→ **Records**:
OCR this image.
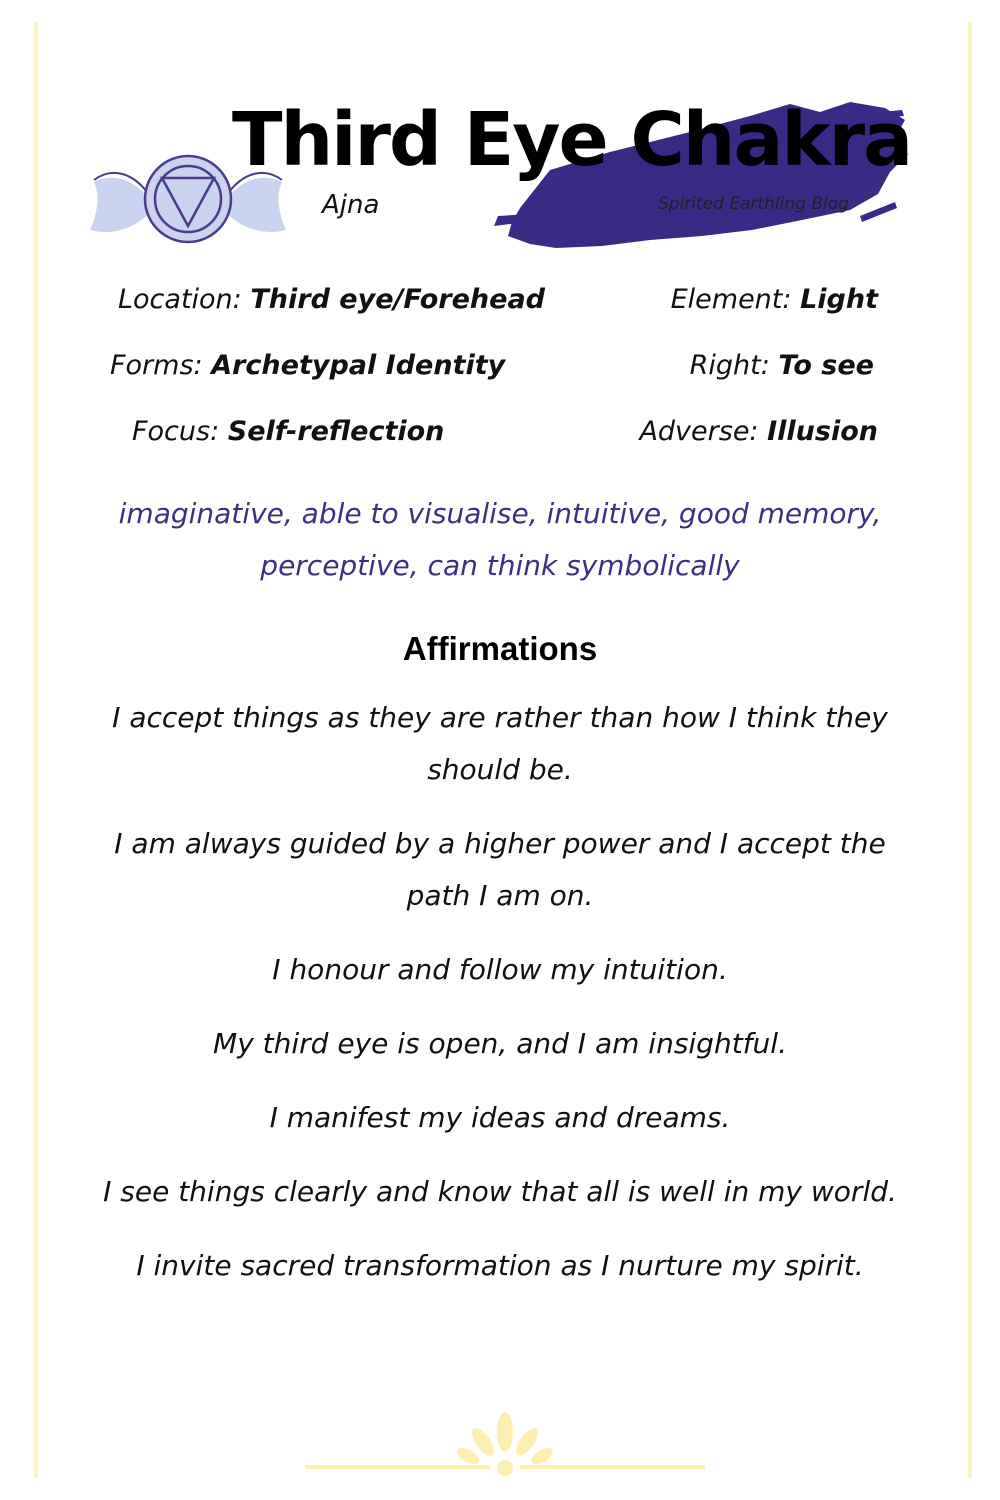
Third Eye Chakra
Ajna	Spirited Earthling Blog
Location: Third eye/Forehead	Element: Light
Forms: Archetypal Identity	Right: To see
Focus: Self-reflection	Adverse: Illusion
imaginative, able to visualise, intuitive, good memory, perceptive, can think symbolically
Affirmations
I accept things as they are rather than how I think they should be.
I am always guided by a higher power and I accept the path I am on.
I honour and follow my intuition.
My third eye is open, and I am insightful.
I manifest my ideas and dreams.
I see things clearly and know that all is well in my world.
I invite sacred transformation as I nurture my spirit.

→ **Task to carry out**: Within the records above, how many lines include the word "accept"? State the number by itself.

→ **Solution for this exercise**: 2